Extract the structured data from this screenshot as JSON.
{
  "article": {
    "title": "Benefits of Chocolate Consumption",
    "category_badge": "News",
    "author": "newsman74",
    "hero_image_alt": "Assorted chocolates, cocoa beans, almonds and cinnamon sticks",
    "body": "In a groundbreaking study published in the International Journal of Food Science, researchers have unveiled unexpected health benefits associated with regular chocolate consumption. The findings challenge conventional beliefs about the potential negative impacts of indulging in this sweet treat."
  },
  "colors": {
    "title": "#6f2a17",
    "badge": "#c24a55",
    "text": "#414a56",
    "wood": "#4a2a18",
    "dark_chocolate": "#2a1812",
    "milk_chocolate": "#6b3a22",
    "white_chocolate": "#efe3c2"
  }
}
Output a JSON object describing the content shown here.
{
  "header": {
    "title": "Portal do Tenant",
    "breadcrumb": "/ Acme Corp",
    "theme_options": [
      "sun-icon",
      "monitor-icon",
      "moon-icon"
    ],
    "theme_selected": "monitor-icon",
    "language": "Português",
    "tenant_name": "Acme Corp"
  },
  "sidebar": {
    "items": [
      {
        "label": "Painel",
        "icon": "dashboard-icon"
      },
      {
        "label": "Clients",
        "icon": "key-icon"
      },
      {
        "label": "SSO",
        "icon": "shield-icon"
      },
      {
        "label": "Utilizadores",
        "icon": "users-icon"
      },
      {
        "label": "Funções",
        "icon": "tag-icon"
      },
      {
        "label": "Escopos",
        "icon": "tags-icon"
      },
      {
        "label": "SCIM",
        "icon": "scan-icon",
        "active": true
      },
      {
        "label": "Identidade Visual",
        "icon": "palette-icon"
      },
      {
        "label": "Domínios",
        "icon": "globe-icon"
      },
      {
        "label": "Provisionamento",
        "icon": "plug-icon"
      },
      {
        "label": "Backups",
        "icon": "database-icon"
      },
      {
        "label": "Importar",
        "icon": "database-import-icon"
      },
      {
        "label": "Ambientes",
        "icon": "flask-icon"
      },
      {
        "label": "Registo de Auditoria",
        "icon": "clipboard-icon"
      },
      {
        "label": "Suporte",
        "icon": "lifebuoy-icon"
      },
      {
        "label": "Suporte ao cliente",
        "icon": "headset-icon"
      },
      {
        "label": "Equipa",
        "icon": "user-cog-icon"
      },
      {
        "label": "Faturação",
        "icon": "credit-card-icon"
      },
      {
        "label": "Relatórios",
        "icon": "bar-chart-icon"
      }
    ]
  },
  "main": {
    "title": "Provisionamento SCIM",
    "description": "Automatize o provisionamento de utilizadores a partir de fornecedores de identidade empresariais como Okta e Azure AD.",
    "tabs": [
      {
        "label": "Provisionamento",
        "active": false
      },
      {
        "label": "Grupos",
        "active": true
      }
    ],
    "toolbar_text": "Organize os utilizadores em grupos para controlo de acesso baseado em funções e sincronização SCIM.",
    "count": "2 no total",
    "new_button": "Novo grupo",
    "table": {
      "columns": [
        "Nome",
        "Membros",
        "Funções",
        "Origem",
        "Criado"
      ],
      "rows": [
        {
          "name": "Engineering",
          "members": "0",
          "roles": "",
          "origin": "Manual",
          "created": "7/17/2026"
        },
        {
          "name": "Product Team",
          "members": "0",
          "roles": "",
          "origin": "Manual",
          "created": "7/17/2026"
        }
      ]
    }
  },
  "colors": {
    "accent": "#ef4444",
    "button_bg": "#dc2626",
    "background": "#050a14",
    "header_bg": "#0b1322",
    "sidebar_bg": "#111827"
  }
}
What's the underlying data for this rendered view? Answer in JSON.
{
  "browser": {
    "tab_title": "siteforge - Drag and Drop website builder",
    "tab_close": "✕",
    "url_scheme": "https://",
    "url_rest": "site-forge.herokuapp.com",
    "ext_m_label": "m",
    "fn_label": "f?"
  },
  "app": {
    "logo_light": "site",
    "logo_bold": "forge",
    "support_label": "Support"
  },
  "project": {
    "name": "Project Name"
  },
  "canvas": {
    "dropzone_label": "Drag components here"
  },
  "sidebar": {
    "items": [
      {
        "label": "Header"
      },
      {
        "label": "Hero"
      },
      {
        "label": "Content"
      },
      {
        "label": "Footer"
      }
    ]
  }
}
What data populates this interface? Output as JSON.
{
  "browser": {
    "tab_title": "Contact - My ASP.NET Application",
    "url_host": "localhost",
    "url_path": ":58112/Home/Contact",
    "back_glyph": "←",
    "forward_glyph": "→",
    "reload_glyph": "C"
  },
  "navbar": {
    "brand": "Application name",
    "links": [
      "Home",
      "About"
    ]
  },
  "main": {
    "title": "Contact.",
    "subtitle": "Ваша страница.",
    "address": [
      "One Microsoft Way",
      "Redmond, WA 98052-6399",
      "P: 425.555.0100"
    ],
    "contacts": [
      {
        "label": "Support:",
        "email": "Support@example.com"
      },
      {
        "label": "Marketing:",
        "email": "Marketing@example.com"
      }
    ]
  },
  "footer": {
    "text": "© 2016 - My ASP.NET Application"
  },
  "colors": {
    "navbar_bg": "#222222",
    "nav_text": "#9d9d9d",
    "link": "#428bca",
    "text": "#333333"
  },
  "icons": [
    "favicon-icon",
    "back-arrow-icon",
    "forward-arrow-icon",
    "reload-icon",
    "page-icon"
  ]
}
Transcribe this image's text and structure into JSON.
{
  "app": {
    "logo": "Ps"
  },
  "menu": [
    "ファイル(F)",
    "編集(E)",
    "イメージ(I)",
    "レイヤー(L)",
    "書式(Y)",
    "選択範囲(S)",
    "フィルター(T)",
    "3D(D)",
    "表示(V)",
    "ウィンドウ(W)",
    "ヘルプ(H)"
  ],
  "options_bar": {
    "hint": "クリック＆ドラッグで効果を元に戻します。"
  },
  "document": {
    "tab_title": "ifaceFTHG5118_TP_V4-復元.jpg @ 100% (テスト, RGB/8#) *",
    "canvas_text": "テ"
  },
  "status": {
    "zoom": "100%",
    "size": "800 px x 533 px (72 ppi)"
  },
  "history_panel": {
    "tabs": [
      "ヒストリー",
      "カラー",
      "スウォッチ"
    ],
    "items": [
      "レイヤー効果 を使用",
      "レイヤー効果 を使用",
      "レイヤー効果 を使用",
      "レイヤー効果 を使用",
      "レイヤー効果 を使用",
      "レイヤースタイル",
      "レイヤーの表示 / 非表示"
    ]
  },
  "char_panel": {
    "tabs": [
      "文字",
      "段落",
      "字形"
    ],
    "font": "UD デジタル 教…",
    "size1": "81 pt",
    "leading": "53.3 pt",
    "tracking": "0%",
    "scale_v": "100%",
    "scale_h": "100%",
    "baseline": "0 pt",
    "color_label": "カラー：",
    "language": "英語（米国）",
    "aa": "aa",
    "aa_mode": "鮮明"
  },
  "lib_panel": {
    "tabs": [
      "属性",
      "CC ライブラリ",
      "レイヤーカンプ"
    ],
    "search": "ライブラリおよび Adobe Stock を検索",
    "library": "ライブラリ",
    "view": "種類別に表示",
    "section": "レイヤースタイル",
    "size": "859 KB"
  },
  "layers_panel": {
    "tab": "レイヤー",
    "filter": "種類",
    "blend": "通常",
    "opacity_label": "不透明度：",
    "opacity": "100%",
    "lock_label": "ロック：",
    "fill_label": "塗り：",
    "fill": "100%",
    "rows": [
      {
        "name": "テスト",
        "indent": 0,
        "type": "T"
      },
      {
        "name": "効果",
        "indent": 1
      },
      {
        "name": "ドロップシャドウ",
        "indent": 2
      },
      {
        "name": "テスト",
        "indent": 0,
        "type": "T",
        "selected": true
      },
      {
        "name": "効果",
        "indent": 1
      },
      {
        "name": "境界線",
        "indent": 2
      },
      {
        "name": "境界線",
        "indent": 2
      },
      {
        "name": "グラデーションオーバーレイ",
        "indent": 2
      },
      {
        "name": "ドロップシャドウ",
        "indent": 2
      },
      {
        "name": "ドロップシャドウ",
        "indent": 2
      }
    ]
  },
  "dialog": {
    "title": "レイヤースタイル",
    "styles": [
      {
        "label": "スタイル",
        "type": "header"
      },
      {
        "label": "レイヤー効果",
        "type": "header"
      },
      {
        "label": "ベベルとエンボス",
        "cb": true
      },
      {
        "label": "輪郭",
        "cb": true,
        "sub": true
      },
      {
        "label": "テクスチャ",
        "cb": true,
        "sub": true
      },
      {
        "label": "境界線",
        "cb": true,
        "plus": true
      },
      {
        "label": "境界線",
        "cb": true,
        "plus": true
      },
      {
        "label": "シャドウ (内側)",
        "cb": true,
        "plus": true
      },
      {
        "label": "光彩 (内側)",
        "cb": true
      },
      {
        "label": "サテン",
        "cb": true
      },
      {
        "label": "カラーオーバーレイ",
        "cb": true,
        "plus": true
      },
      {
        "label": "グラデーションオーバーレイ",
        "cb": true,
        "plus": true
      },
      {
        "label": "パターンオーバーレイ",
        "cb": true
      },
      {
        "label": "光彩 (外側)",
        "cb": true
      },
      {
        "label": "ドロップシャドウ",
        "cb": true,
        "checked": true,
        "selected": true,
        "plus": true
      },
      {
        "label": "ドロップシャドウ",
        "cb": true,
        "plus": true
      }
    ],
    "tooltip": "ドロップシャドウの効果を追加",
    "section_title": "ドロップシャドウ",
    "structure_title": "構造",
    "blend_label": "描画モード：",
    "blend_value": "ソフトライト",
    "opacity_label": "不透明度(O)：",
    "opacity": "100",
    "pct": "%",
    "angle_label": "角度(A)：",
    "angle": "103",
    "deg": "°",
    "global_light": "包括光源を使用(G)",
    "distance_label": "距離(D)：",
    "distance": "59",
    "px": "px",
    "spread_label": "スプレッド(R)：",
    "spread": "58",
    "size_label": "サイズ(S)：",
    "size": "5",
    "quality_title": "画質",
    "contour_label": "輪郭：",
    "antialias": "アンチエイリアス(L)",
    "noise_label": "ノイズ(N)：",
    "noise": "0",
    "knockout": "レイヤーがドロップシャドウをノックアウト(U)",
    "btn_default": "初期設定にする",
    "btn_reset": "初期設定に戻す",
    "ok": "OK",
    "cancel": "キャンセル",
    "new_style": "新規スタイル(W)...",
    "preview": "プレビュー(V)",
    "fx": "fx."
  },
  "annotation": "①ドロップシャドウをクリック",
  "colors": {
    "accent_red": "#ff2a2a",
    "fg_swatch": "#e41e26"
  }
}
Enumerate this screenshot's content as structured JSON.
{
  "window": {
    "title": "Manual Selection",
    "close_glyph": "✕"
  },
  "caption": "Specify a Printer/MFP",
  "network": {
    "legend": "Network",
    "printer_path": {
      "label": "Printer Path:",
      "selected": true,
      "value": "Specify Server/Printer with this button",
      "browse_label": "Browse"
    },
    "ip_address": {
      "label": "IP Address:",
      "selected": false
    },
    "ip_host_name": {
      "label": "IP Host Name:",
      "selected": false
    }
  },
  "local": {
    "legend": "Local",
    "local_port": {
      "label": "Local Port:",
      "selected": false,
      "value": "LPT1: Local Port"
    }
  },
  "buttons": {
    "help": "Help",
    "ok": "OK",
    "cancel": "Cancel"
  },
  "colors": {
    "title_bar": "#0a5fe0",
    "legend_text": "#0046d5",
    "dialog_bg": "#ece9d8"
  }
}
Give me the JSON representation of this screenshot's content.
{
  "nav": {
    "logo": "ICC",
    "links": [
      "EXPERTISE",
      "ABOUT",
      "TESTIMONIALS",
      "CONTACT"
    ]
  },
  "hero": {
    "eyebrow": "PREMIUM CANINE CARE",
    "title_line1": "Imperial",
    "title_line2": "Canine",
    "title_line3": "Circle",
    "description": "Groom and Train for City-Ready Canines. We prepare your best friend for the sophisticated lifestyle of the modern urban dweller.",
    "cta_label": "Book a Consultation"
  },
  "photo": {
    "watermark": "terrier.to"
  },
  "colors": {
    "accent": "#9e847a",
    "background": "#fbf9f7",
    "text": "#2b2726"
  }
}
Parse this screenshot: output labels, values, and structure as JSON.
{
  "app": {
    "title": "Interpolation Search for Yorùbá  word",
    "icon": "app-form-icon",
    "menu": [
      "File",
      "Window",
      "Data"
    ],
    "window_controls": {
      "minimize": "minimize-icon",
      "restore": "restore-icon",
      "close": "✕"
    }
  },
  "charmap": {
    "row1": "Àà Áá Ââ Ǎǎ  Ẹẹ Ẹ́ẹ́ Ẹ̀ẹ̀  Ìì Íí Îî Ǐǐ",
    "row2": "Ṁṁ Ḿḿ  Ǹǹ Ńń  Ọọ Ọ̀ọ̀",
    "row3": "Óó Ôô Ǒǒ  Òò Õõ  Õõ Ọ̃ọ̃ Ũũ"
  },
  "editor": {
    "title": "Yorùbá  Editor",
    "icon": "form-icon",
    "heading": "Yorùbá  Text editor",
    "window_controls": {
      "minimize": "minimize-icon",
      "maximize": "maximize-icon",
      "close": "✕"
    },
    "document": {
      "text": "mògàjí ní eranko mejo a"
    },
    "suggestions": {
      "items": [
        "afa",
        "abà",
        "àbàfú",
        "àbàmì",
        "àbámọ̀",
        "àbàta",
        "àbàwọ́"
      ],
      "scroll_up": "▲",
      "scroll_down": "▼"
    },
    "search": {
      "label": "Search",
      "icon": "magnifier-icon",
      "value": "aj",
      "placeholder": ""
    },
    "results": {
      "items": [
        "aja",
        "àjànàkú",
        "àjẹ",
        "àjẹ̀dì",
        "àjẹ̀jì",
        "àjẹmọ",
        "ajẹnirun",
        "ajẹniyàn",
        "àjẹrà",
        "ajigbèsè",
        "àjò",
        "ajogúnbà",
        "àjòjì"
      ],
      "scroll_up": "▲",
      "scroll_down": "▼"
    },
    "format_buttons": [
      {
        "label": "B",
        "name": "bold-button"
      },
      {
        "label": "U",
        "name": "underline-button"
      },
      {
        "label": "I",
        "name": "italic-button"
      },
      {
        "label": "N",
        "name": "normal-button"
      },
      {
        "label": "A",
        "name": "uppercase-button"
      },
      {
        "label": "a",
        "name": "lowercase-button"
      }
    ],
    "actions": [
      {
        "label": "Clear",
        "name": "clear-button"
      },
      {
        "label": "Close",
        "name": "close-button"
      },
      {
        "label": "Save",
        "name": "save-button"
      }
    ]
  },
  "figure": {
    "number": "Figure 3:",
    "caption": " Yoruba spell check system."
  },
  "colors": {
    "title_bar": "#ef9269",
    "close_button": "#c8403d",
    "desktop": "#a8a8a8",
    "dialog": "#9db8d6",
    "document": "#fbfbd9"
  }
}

## WORK TO COMPLETE
Within the data above, count the lines that contain the string "screenshot"; the reply is the number alone.

## RESPONSE
4